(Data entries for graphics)
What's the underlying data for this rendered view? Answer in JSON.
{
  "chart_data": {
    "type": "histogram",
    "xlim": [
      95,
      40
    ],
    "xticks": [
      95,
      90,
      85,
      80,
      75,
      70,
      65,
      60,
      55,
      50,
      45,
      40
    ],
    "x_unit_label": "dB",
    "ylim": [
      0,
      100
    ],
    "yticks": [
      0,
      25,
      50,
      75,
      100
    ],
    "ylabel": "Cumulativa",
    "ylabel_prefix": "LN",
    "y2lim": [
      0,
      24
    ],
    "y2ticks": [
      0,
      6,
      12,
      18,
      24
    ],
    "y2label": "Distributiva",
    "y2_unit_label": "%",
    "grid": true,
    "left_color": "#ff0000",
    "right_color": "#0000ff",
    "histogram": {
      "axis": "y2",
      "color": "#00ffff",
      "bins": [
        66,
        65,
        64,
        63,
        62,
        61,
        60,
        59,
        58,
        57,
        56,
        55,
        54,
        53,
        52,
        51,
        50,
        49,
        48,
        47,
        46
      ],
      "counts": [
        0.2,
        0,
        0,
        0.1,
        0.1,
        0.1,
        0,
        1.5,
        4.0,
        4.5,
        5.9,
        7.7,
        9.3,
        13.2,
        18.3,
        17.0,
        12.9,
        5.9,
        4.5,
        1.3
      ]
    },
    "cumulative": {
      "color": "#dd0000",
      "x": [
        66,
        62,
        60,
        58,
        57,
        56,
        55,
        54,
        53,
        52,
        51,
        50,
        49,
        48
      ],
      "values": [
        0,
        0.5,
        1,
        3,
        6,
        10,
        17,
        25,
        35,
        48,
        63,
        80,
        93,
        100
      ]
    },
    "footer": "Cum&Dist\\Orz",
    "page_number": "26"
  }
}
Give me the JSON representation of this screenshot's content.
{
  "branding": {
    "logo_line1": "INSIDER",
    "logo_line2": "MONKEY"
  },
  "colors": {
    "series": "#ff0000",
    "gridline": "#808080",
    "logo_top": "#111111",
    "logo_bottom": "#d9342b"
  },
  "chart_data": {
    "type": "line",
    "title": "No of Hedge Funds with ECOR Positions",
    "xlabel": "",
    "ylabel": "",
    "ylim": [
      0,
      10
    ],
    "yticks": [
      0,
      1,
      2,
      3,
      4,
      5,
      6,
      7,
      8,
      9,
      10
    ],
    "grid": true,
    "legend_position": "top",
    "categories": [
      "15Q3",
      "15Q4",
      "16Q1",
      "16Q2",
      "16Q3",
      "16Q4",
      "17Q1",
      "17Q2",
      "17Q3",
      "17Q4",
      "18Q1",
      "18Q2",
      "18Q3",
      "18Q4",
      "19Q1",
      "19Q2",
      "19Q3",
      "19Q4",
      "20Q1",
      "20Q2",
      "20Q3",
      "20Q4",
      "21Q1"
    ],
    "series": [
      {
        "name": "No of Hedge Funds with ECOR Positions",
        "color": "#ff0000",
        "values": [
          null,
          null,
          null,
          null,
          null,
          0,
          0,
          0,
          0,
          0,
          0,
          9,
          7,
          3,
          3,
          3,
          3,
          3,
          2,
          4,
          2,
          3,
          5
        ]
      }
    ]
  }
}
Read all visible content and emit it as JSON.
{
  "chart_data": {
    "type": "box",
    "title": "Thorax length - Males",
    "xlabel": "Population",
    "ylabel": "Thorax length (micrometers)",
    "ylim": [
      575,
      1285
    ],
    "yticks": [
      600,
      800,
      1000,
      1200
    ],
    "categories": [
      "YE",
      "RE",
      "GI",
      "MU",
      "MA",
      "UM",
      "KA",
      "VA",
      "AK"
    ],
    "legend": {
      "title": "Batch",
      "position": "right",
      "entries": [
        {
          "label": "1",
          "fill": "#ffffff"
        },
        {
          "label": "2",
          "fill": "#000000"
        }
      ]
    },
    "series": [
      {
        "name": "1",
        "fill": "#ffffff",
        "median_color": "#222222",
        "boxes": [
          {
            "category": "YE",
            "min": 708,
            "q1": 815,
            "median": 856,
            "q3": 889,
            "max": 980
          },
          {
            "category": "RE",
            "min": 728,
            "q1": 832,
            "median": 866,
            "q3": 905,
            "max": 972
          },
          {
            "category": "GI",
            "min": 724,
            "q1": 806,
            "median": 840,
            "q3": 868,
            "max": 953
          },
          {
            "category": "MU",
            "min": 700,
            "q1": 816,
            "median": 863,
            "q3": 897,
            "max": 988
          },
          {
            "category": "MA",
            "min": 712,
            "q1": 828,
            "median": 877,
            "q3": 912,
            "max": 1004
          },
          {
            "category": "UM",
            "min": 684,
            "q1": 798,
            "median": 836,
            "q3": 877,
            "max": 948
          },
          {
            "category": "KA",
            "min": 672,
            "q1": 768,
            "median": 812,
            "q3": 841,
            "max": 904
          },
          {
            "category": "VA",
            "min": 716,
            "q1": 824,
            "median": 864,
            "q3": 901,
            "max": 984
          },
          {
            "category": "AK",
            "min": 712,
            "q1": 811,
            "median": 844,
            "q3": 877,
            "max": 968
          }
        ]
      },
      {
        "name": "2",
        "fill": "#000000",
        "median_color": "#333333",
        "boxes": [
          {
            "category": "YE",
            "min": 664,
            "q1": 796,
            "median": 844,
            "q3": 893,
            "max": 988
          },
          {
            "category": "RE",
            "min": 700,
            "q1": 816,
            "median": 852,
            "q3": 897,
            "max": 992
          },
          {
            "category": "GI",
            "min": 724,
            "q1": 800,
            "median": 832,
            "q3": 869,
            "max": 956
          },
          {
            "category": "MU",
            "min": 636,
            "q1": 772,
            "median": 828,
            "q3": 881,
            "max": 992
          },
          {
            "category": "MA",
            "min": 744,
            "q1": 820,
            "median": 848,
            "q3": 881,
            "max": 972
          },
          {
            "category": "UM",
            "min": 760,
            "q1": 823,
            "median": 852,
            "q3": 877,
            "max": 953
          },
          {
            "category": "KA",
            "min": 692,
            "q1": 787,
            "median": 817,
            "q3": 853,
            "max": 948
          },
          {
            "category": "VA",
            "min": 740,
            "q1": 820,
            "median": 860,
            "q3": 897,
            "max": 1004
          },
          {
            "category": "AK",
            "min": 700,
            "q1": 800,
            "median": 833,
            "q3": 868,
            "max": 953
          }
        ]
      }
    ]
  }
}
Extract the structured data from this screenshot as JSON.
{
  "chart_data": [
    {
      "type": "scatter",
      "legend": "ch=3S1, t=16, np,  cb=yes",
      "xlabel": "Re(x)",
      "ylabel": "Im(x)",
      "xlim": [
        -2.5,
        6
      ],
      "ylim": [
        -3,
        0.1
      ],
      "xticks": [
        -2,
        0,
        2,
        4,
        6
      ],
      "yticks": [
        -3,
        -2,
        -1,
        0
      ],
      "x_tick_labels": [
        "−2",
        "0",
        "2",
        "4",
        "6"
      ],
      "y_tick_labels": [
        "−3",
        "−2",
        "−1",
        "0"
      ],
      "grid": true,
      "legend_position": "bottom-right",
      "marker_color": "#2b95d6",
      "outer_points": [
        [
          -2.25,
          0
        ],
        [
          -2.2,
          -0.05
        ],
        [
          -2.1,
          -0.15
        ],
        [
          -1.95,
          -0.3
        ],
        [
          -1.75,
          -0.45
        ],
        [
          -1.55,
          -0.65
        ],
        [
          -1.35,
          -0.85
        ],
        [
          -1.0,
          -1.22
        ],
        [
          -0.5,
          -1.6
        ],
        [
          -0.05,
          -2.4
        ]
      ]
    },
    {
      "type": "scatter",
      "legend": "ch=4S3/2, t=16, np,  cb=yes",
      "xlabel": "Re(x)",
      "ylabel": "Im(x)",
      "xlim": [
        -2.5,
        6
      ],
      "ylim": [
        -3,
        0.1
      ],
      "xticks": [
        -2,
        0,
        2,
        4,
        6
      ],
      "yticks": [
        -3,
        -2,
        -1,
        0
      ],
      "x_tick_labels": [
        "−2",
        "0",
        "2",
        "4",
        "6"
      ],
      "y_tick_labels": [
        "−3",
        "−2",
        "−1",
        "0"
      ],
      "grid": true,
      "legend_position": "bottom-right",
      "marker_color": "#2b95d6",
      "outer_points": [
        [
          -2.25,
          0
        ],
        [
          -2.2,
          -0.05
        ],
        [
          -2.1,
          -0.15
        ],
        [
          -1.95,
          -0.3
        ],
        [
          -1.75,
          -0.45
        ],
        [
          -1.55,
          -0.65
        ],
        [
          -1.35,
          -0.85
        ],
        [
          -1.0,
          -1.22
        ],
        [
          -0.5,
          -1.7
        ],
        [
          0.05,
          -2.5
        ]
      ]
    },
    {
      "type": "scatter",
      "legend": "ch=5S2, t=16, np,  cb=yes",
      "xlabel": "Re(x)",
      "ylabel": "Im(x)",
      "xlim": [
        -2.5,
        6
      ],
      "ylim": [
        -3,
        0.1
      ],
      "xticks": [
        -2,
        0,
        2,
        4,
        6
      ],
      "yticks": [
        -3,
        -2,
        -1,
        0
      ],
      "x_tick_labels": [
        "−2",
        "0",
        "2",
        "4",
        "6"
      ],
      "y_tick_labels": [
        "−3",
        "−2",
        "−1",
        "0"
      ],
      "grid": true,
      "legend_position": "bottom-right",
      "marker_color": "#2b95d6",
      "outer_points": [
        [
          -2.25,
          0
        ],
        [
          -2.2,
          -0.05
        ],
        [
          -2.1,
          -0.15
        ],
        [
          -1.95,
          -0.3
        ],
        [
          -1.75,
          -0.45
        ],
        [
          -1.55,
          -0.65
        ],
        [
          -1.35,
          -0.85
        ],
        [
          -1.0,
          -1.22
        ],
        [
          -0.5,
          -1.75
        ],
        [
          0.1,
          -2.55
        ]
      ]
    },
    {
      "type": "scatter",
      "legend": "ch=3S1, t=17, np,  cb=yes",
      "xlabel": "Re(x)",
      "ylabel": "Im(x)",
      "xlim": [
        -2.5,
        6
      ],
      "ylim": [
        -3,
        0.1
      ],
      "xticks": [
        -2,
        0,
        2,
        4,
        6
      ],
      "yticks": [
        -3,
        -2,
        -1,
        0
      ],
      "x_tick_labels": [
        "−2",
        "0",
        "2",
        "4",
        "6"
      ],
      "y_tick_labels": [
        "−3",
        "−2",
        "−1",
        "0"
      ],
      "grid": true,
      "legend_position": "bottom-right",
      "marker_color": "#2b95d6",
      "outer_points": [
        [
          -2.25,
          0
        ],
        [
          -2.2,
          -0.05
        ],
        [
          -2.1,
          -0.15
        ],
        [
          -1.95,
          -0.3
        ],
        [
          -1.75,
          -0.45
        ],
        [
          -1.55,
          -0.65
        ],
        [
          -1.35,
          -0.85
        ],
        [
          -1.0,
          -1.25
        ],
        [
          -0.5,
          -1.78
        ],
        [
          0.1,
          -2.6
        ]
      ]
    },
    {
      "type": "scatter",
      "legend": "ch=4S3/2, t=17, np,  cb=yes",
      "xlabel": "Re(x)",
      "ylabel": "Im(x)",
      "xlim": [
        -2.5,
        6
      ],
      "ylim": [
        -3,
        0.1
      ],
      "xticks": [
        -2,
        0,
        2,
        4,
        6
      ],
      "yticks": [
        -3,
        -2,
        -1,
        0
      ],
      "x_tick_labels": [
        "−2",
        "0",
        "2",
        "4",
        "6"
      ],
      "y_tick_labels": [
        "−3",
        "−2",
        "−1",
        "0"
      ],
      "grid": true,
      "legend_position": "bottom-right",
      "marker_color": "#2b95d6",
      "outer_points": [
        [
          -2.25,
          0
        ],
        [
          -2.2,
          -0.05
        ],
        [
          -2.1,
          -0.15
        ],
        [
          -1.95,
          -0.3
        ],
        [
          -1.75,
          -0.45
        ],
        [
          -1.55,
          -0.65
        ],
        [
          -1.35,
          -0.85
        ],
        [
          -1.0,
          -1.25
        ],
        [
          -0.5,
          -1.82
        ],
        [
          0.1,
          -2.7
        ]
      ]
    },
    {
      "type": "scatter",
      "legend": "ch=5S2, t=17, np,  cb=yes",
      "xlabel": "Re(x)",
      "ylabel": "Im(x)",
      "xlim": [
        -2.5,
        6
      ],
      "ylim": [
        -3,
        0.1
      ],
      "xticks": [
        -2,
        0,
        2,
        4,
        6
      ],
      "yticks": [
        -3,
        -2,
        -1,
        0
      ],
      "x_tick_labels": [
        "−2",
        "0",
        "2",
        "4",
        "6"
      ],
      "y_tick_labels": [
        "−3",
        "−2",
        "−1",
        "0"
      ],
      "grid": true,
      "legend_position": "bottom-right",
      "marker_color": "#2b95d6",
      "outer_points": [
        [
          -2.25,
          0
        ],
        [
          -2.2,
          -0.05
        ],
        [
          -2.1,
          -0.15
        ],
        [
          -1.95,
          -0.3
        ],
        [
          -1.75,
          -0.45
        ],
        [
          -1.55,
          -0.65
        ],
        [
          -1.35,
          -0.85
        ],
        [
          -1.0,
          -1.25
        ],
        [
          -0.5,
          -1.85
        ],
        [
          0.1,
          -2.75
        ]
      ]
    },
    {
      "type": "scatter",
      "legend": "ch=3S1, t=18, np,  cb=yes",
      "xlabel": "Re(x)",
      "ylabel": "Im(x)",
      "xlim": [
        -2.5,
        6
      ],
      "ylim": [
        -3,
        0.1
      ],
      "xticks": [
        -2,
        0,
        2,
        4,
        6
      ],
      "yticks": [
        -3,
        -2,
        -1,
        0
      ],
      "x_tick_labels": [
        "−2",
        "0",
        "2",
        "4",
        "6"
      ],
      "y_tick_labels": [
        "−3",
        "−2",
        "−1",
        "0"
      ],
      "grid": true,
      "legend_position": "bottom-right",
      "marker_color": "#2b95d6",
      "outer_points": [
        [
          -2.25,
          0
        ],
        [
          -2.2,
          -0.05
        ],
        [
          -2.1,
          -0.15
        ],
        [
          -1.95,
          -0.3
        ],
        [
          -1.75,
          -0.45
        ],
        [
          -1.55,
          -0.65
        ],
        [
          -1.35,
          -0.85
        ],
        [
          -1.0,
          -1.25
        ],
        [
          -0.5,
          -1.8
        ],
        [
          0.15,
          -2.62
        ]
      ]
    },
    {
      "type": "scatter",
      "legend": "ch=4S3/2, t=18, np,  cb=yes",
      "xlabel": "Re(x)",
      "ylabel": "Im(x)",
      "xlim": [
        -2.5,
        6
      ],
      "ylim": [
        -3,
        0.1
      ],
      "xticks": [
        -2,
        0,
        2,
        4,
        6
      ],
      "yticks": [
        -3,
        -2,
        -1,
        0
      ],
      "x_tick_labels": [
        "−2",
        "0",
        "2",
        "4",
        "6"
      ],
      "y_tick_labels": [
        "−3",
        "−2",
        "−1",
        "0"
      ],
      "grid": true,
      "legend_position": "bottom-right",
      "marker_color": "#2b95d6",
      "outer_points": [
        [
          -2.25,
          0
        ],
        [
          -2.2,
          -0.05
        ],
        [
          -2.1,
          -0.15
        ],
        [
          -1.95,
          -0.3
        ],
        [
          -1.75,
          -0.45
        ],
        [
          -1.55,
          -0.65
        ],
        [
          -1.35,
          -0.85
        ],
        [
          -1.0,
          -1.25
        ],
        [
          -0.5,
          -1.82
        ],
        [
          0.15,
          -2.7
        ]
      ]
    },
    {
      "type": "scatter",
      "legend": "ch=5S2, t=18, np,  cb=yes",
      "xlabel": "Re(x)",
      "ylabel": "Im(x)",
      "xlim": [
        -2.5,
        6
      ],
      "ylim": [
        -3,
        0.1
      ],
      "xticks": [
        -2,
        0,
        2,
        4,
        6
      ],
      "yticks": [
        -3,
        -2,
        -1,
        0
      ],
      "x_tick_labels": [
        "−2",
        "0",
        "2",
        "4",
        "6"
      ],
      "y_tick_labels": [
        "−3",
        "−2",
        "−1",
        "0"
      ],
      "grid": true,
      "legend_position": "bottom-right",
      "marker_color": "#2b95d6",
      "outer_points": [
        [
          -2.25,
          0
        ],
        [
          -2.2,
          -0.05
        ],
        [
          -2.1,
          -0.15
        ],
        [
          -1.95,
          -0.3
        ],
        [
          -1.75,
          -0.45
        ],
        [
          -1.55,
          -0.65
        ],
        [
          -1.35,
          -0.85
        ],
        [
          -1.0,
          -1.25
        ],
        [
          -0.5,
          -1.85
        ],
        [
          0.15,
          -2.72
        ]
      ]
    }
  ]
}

*YOUR INSTRUCTIONS*:
Copy each line that contains the word "fill".

*WRITTEN REPLY*:
          "fill": "#ffffff"
          "fill": "#000000"
        "fill": "#ffffff",
        "fill": "#000000",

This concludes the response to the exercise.